TASK DESCRIPTION: Answer with a number only: how many lines of the data contain "name"?

MATERIALS PROVIDED:
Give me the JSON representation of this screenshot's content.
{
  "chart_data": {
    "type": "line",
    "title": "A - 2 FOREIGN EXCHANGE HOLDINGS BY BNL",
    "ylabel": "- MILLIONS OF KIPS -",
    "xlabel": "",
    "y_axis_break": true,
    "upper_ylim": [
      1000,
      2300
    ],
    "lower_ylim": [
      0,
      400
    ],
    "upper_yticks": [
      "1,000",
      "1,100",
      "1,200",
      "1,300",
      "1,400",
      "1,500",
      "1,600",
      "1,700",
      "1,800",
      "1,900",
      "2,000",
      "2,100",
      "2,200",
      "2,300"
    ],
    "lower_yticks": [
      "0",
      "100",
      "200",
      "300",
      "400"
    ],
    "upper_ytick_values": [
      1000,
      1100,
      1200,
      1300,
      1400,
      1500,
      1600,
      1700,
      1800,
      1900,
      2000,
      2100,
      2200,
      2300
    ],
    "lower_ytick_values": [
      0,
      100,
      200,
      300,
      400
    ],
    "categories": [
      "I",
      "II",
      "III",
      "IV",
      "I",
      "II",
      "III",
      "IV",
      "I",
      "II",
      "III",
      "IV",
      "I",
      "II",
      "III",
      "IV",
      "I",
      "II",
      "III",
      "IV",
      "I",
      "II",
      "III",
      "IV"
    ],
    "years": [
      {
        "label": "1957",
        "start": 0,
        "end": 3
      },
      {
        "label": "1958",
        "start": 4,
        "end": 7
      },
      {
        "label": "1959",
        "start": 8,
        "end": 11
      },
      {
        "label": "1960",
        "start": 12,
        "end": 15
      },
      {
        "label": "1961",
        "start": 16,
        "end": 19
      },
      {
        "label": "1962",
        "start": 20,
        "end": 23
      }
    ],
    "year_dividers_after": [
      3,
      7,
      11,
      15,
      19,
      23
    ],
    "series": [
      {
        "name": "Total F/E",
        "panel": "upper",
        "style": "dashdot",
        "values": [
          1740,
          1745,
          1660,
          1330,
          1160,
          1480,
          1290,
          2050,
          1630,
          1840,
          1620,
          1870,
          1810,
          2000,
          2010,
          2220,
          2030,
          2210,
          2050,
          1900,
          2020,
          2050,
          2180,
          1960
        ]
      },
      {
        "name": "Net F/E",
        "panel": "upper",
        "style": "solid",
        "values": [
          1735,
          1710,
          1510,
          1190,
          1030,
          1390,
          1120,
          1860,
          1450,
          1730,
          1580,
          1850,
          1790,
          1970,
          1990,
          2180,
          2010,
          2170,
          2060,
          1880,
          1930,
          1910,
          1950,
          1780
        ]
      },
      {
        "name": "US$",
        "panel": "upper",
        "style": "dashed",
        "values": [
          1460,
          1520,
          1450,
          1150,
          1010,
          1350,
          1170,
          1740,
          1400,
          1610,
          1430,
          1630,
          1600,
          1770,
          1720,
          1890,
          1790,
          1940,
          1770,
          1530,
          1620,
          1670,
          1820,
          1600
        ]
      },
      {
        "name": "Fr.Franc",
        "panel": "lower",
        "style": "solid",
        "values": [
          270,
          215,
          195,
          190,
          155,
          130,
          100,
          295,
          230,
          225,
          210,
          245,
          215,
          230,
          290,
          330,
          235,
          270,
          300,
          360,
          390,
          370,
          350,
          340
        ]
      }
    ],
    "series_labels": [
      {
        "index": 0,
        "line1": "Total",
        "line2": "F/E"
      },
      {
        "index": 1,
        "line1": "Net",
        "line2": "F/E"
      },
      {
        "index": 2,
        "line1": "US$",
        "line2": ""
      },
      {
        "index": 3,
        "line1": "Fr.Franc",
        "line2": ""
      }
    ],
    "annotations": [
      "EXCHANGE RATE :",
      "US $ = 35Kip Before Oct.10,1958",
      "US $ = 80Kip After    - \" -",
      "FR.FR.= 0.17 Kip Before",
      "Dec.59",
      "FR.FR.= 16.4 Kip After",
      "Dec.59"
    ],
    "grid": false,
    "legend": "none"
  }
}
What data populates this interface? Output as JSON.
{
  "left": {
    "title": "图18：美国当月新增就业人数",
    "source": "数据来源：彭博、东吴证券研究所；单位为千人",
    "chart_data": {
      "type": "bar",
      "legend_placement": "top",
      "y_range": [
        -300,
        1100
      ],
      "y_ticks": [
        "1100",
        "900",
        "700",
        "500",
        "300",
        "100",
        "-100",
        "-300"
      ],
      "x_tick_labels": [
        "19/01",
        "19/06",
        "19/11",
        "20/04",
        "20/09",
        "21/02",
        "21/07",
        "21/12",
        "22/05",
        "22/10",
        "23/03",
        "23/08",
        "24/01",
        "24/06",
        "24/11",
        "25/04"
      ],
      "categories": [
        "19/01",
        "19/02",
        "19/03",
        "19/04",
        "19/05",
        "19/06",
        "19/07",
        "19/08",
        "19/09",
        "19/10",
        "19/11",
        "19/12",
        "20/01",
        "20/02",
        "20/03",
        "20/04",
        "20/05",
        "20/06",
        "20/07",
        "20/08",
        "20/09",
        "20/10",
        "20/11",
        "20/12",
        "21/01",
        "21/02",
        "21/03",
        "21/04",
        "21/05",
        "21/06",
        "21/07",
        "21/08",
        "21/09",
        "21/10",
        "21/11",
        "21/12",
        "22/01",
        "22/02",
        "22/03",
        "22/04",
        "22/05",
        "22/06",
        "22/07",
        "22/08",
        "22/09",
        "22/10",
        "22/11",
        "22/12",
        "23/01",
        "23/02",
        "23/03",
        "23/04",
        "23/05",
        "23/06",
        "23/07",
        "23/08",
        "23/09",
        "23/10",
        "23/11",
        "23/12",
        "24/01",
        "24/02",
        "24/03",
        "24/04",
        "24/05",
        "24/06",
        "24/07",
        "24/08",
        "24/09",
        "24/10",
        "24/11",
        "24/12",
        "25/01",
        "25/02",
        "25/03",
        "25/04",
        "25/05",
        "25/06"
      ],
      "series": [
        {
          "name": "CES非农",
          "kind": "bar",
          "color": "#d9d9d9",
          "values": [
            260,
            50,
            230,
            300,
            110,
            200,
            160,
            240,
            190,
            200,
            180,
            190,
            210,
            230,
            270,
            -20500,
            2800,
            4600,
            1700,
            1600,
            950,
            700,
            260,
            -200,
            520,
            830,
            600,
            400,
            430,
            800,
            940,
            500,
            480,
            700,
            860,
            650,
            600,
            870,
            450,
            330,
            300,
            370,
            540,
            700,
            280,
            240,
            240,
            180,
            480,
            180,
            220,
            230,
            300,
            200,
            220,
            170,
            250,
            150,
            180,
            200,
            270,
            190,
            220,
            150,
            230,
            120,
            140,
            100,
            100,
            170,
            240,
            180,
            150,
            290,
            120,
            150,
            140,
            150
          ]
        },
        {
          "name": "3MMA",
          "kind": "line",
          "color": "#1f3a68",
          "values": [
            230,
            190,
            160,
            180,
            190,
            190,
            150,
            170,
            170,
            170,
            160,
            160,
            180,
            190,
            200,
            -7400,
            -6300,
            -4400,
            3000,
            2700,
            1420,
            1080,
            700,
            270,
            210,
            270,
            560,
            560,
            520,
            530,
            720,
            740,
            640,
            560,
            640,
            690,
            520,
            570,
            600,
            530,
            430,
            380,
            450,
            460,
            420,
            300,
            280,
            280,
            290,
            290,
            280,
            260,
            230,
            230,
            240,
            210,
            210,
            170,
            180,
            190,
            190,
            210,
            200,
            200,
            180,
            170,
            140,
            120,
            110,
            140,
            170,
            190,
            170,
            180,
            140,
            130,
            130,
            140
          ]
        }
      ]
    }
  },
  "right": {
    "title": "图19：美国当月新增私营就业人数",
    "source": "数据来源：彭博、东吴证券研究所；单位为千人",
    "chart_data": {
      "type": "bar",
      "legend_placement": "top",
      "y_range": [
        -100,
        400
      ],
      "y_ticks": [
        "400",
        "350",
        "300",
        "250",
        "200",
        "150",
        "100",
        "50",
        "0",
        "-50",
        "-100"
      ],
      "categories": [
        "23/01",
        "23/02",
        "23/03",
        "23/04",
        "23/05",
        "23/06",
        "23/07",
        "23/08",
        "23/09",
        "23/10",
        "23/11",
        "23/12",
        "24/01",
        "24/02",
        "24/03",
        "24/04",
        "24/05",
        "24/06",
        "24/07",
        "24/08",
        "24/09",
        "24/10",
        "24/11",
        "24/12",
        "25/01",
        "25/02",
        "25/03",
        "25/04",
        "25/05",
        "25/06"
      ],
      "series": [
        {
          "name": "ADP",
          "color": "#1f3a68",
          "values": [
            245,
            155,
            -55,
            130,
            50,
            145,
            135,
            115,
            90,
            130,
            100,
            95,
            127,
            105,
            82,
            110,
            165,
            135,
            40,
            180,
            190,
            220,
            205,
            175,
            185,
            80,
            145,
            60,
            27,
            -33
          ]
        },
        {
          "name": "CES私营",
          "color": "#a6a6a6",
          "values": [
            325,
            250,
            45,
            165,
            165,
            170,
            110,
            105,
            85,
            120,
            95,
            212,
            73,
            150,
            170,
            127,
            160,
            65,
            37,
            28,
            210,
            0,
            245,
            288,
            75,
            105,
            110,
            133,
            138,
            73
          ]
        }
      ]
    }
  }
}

CORRECT RESULT: 8